Written task: Reply only with how many lines contain the word "Concealed".
━━━━━━━━━━━━━━━━
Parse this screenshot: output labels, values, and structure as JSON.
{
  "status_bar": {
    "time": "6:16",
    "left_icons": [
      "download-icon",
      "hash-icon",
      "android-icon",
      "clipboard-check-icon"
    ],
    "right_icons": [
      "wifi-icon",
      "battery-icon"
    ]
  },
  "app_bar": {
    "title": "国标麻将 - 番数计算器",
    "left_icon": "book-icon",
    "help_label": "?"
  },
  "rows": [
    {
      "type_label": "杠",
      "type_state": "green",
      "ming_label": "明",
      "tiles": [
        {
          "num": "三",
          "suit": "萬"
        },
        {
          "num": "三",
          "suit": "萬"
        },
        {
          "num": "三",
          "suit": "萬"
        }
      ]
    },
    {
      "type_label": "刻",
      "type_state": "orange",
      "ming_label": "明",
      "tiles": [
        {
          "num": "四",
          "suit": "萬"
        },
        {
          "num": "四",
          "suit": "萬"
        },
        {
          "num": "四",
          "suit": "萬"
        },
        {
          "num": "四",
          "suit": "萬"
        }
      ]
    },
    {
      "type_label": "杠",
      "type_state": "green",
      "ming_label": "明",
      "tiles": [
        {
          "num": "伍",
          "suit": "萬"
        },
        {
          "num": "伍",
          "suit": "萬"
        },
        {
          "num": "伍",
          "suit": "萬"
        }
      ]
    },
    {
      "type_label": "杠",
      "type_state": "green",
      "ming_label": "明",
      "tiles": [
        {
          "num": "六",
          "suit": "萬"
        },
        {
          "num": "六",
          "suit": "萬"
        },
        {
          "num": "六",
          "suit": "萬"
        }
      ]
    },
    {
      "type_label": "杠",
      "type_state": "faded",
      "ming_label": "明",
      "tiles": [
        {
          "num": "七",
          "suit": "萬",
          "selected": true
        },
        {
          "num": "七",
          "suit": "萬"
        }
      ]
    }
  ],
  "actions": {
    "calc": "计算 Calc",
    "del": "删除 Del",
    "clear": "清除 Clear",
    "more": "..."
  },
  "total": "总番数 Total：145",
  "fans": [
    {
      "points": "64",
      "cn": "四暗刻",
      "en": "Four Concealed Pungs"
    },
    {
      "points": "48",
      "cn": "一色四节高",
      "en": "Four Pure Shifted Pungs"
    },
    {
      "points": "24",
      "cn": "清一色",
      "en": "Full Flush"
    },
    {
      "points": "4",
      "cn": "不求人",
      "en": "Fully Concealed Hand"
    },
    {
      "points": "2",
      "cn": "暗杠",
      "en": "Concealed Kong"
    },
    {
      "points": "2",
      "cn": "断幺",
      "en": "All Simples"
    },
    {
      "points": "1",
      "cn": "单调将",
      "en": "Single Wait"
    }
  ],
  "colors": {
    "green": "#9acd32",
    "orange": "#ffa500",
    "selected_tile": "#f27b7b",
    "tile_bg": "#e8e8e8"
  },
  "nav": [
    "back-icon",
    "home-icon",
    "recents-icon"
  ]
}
━━━━━━━━━━━━━━━━
Right answer: 3